[Records from a data collection]

* * * *

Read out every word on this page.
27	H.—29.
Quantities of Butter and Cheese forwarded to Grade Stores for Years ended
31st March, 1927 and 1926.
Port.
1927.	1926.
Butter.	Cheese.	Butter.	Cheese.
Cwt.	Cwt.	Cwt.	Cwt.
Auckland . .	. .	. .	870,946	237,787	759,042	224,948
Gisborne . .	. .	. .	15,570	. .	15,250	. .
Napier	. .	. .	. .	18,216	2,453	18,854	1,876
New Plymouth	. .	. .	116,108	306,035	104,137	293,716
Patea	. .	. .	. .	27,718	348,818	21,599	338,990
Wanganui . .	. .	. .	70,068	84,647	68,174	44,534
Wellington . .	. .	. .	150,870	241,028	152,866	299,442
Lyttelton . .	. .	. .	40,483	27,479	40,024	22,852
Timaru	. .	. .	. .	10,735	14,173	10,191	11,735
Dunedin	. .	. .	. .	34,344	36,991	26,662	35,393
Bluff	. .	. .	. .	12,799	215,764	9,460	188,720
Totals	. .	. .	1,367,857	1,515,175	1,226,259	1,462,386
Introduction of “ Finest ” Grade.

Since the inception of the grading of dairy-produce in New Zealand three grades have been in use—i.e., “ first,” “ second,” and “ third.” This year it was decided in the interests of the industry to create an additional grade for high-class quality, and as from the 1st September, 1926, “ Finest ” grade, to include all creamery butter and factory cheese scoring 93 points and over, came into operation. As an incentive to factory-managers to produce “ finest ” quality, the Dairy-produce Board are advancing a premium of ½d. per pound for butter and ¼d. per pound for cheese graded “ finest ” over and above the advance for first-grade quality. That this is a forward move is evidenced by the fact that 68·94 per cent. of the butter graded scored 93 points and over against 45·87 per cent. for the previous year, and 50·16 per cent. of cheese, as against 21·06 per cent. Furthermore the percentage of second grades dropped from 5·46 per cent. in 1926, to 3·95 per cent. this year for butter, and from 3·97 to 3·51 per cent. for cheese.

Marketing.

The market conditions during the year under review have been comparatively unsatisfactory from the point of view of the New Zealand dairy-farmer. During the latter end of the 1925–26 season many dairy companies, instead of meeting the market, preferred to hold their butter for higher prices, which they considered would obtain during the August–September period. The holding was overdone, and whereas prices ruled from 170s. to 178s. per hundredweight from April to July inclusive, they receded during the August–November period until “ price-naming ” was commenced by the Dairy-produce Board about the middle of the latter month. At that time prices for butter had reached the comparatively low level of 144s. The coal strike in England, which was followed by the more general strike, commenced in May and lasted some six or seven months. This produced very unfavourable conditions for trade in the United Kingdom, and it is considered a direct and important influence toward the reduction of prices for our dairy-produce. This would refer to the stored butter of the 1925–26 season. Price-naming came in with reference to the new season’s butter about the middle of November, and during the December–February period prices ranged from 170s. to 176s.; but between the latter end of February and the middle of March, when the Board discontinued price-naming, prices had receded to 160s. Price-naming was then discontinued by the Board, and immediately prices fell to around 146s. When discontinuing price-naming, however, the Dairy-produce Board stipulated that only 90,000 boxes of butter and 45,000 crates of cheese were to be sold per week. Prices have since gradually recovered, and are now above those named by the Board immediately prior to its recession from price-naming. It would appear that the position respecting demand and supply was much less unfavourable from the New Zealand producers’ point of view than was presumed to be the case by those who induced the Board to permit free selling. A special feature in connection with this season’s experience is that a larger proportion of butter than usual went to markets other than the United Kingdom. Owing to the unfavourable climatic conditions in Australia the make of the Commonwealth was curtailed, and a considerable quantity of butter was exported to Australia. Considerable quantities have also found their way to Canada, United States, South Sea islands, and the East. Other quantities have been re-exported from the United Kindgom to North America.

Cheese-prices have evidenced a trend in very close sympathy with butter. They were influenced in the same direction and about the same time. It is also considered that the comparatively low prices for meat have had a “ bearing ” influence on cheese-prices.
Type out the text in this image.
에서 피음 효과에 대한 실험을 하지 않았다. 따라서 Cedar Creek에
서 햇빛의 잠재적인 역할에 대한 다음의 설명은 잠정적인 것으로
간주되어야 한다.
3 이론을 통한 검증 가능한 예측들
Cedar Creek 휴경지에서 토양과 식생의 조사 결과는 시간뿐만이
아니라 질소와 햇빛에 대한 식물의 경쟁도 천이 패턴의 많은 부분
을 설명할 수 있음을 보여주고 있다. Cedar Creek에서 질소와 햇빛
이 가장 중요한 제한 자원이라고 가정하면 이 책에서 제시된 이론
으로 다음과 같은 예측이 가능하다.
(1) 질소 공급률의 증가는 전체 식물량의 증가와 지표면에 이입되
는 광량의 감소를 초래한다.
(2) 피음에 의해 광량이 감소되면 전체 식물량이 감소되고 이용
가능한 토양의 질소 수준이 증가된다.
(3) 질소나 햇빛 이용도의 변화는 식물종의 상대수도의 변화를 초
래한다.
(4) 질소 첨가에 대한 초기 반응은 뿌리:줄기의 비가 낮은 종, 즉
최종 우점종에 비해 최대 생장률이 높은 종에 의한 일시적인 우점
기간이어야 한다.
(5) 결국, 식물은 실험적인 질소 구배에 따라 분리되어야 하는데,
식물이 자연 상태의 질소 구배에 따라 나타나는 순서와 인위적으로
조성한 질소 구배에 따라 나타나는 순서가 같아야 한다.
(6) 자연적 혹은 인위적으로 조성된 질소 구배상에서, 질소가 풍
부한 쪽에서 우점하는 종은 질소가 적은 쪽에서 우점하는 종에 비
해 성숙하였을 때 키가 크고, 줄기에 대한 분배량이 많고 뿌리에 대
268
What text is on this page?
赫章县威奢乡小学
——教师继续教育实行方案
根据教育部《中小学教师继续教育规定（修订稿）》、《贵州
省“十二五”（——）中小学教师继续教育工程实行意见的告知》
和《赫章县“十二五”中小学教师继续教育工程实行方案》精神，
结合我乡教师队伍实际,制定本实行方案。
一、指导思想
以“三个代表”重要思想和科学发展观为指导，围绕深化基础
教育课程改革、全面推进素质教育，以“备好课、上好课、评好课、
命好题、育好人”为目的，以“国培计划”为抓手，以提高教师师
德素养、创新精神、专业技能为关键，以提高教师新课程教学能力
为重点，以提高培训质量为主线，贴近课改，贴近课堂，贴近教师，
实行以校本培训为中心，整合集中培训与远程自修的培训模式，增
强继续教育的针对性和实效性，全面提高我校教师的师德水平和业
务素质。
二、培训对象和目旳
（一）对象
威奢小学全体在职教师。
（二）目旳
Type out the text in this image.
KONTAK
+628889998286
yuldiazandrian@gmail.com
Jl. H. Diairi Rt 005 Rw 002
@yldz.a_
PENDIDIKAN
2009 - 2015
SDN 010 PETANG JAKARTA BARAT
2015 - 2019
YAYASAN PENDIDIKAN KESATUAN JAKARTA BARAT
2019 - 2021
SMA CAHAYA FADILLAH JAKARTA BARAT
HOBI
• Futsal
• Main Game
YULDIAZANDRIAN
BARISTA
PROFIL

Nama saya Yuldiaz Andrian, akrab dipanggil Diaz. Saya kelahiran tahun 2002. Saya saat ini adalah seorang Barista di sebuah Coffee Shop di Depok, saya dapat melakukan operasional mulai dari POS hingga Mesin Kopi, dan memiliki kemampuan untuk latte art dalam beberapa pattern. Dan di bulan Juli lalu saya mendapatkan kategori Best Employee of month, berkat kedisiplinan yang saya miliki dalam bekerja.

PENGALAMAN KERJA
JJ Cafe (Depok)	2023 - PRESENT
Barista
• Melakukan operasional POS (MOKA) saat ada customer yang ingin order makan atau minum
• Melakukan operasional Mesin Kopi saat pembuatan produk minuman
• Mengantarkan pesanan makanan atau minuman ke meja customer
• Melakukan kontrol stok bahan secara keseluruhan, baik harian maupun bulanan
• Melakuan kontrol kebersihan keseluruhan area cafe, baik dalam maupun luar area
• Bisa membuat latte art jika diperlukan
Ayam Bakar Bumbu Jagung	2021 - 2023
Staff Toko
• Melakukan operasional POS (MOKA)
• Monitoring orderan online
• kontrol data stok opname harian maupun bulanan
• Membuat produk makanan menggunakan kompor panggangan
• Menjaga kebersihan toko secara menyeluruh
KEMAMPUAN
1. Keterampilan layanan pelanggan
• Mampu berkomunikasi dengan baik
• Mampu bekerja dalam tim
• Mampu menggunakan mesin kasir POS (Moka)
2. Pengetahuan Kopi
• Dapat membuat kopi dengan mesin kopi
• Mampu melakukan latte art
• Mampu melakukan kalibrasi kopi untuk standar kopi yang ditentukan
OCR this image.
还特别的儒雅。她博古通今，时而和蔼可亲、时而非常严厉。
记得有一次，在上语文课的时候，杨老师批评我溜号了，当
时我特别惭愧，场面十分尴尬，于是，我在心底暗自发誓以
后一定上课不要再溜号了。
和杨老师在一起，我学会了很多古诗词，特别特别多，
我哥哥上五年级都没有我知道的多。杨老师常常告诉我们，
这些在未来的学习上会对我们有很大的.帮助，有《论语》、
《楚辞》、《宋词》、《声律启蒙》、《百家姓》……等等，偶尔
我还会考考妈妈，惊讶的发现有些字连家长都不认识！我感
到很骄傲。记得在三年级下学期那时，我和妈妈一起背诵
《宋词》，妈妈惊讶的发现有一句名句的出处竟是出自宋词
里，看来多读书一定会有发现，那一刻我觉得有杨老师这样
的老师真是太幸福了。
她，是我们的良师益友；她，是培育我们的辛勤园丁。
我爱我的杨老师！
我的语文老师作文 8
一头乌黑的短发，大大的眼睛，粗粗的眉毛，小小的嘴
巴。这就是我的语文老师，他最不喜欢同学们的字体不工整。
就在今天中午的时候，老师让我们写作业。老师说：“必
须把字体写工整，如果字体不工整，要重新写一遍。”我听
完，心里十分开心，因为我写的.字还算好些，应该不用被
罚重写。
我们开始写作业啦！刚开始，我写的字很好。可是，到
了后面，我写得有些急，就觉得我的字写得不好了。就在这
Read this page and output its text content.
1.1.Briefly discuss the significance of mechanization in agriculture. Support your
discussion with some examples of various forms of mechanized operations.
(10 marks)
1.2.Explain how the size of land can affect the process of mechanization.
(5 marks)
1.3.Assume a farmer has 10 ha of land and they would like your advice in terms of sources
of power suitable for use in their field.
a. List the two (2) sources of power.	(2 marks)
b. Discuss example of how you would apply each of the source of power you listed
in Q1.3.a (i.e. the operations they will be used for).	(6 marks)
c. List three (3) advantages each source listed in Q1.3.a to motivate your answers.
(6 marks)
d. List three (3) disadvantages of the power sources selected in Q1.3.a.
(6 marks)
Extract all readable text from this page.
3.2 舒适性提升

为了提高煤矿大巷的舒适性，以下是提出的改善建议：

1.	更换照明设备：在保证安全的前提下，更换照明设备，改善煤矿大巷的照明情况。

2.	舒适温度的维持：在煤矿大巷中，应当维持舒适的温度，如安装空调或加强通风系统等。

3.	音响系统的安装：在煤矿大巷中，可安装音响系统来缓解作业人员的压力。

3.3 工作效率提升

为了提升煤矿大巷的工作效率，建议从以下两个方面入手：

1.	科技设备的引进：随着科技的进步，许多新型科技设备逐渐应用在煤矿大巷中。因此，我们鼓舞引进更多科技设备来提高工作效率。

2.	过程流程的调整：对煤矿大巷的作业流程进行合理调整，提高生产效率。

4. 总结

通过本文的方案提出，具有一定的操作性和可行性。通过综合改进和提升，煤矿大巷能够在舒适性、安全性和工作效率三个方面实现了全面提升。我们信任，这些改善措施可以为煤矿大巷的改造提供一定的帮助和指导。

* * * *

--- WRITTEN PROBLEM ---
Extract all lines from the data in which "your" is found.

--- SOLUTION TO THIS PROBLEM ---
1.1.Briefly discuss the significance of mechanization in agriculture. Support your
1.3.Assume a farmer has 10 ha of land and they would like your advice in terms of sources
c. List three (3) advantages each source listed in Q1.3.a to motivate your answers.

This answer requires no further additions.